■ Given instruction ■
All records are to be retyped faithfully and completely.

■ Dataset records ■
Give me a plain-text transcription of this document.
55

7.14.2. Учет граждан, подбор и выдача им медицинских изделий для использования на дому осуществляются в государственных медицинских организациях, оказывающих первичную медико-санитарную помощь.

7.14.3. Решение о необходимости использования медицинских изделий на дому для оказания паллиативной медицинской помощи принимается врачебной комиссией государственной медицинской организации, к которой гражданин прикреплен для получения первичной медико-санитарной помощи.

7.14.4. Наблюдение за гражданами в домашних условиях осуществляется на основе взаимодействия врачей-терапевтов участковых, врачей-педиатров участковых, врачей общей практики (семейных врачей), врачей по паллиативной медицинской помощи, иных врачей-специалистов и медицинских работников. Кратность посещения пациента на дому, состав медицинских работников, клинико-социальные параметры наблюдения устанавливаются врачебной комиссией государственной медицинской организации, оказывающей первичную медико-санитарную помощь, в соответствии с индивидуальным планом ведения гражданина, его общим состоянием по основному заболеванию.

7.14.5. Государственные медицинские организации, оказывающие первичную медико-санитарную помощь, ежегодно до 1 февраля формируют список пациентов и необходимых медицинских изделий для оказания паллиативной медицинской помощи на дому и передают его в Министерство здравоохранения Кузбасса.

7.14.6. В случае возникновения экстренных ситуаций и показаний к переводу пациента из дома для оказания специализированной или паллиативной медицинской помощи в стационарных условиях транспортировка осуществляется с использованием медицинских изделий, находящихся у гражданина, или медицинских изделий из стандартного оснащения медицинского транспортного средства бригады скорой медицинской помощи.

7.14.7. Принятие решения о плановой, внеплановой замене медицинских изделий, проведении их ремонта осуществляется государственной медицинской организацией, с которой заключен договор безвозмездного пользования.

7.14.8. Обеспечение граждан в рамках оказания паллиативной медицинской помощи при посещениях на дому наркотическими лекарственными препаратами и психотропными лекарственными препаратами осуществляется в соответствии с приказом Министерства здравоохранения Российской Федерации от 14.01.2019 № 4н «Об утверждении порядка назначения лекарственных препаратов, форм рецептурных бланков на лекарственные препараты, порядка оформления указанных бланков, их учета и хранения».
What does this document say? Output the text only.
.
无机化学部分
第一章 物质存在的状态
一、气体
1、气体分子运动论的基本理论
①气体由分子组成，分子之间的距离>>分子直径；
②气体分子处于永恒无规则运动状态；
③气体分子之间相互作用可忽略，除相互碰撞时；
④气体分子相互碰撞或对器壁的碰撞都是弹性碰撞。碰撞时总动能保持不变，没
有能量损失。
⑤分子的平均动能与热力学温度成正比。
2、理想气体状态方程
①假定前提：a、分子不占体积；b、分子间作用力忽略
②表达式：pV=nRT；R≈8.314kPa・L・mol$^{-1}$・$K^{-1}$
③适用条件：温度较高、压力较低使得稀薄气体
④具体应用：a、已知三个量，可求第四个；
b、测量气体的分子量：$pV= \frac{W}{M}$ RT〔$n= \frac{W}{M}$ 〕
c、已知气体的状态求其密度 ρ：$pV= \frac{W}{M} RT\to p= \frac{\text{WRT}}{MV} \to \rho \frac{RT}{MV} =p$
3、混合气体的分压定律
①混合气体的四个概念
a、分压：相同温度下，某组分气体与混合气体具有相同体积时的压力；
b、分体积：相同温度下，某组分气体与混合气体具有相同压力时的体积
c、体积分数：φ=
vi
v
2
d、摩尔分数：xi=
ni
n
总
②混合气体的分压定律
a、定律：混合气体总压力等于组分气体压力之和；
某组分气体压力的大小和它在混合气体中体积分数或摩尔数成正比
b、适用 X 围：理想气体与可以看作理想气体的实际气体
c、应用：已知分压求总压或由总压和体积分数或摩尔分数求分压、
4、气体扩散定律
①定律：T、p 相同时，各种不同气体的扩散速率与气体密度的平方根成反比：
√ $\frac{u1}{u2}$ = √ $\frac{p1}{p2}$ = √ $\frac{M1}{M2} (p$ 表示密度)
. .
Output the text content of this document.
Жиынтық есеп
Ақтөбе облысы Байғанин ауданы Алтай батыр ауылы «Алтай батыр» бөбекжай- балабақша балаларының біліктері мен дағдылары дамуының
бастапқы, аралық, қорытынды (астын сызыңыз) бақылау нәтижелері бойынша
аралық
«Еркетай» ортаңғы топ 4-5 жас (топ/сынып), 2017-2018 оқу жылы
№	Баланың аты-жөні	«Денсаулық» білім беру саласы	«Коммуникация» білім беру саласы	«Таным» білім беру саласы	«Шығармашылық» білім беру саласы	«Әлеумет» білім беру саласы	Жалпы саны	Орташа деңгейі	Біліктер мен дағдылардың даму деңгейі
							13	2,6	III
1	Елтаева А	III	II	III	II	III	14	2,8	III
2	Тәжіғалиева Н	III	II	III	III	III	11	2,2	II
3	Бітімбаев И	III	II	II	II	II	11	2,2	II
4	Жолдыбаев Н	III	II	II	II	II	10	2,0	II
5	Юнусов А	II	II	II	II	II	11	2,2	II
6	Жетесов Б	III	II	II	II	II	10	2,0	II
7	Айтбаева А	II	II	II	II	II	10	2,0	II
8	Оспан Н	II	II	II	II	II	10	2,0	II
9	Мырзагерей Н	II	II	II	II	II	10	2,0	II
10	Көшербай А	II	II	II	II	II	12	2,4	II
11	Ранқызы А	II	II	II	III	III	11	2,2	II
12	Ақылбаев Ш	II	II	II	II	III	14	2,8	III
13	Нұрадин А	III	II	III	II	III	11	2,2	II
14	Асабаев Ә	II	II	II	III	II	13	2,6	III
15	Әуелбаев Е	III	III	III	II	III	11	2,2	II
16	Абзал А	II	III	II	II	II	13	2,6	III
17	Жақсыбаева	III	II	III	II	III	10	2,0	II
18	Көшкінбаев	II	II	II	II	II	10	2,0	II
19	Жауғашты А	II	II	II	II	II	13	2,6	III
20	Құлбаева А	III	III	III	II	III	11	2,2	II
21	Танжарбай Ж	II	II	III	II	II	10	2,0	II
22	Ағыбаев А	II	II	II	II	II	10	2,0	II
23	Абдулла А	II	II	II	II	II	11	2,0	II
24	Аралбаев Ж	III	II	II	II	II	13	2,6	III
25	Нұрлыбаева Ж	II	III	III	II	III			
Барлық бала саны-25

■ Result of this task ■
Give me a plain-text transcription of this document.
55

7.14.2. Учет граждан, подбор и выдача им медицинских изделий для использования на дому осуществляются в государственных медицинских организациях, оказывающих первичную медико-санитарную помощь.

7.14.3. Решение о необходимости использования медицинских изделий на дому для оказания паллиативной медицинской помощи принимается врачебной комиссией государственной медицинской организации, к которой гражданин прикреплен для получения первичной медико-санитарной помощи.

7.14.4. Наблюдение за гражданами в домашних условиях осуществляется на основе взаимодействия врачей-терапевтов участковых, врачей-педиатров участковых, врачей общей практики (семейных врачей), врачей по паллиативной медицинской помощи, иных врачей-специалистов и медицинских работников. Кратность посещения пациента на дому, состав медицинских работников, клинико-социальные параметры наблюдения устанавливаются врачебной комиссией государственной медицинской организации, оказывающей первичную медико-санитарную помощь, в соответствии с индивидуальным планом ведения гражданина, его общим состоянием по основному заболеванию.

7.14.5. Государственные медицинские организации, оказывающие первичную медико-санитарную помощь, ежегодно до 1 февраля формируют список пациентов и необходимых медицинских изделий для оказания паллиативной медицинской помощи на дому и передают его в Министерство здравоохранения Кузбасса.

7.14.6. В случае возникновения экстренных ситуаций и показаний к переводу пациента из дома для оказания специализированной или паллиативной медицинской помощи в стационарных условиях транспортировка осуществляется с использованием медицинских изделий, находящихся у гражданина, или медицинских изделий из стандартного оснащения медицинского транспортного средства бригады скорой медицинской помощи.

7.14.7. Принятие решения о плановой, внеплановой замене медицинских изделий, проведении их ремонта осуществляется государственной медицинской организацией, с которой заключен договор безвозмездного пользования.

7.14.8. Обеспечение граждан в рамках оказания паллиативной медицинской помощи при посещениях на дому наркотическими лекарственными препаратами и психотропными лекарственными препаратами осуществляется в соответствии с приказом Министерства здравоохранения Российской Федерации от 14.01.2019 № 4н «Об утверждении порядка назначения лекарственных препаратов, форм рецептурных бланков на лекарственные препараты, порядка оформления указанных бланков, их учета и хранения».
What does this document say? Output the text only.
.
无机化学部分
第一章 物质存在的状态
一、气体
1、气体分子运动论的基本理论
①气体由分子组成，分子之间的距离>>分子直径；
②气体分子处于永恒无规则运动状态；
③气体分子之间相互作用可忽略，除相互碰撞时；
④气体分子相互碰撞或对器壁的碰撞都是弹性碰撞。碰撞时总动能保持不变，没
有能量损失。
⑤分子的平均动能与热力学温度成正比。
2、理想气体状态方程
①假定前提：a、分子不占体积；b、分子间作用力忽略
②表达式：pV=nRT；R≈8.314kPa・L・mol$^{-1}$・$K^{-1}$
③适用条件：温度较高、压力较低使得稀薄气体
④具体应用：a、已知三个量，可求第四个；
b、测量气体的分子量：$pV= \frac{W}{M}$ RT〔$n= \frac{W}{M}$ 〕
c、已知气体的状态求其密度 ρ：$pV= \frac{W}{M} RT\to p= \frac{\text{WRT}}{MV} \to \rho \frac{RT}{MV} =p$
3、混合气体的分压定律
①混合气体的四个概念
a、分压：相同温度下，某组分气体与混合气体具有相同体积时的压力；
b、分体积：相同温度下，某组分气体与混合气体具有相同压力时的体积
c、体积分数：φ=
vi
v
2
d、摩尔分数：xi=
ni
n
总
②混合气体的分压定律
a、定律：混合气体总压力等于组分气体压力之和；
某组分气体压力的大小和它在混合气体中体积分数或摩尔数成正比
b、适用 X 围：理想气体与可以看作理想气体的实际气体
c、应用：已知分压求总压或由总压和体积分数或摩尔分数求分压、
4、气体扩散定律
①定律：T、p 相同时，各种不同气体的扩散速率与气体密度的平方根成反比：
√ $\frac{u1}{u2}$ = √ $\frac{p1}{p2}$ = √ $\frac{M1}{M2} (p$ 表示密度)
. .
Output the text content of this document.
Жиынтық есеп
Ақтөбе облысы Байғанин ауданы Алтай батыр ауылы «Алтай батыр» бөбекжай- балабақша балаларының біліктері мен дағдылары дамуының
бастапқы, аралық, қорытынды (астын сызыңыз) бақылау нәтижелері бойынша
аралық
«Еркетай» ортаңғы топ 4-5 жас (топ/сынып), 2017-2018 оқу жылы
№	Баланың аты-жөні	«Денсаулық» білім беру саласы	«Коммуникация» білім беру саласы	«Таным» білім беру саласы	«Шығармашылық» білім беру саласы	«Әлеумет» білім беру саласы	Жалпы саны	Орташа деңгейі	Біліктер мен дағдылардың даму деңгейі
							13	2,6	III
1	Елтаева А	III	II	III	II	III	14	2,8	III
2	Тәжіғалиева Н	III	II	III	III	III	11	2,2	II
3	Бітімбаев И	III	II	II	II	II	11	2,2	II
4	Жолдыбаев Н	III	II	II	II	II	10	2,0	II
5	Юнусов А	II	II	II	II	II	11	2,2	II
6	Жетесов Б	III	II	II	II	II	10	2,0	II
7	Айтбаева А	II	II	II	II	II	10	2,0	II
8	Оспан Н	II	II	II	II	II	10	2,0	II
9	Мырзагерей Н	II	II	II	II	II	10	2,0	II
10	Көшербай А	II	II	II	II	II	12	2,4	II
11	Ранқызы А	II	II	II	III	III	11	2,2	II
12	Ақылбаев Ш	II	II	II	II	III	14	2,8	III
13	Нұрадин А	III	II	III	II	III	11	2,2	II
14	Асабаев Ә	II	II	II	III	II	13	2,6	III
15	Әуелбаев Е	III	III	III	II	III	11	2,2	II
16	Абзал А	II	III	II	II	II	13	2,6	III
17	Жақсыбаева	III	II	III	II	III	10	2,0	II
18	Көшкінбаев	II	II	II	II	II	10	2,0	II
19	Жауғашты А	II	II	II	II	II	13	2,6	III
20	Құлбаева А	III	III	III	II	III	11	2,2	II
21	Танжарбай Ж	II	II	III	II	II	10	2,0	II
22	Ағыбаев А	II	II	II	II	II	10	2,0	II
23	Абдулла А	II	II	II	II	II	11	2,0	II
24	Аралбаев Ж	III	II	II	II	II	13	2,6	III
25	Нұрлыбаева Ж	II	III	III	II	III			
Барлық бала саны-25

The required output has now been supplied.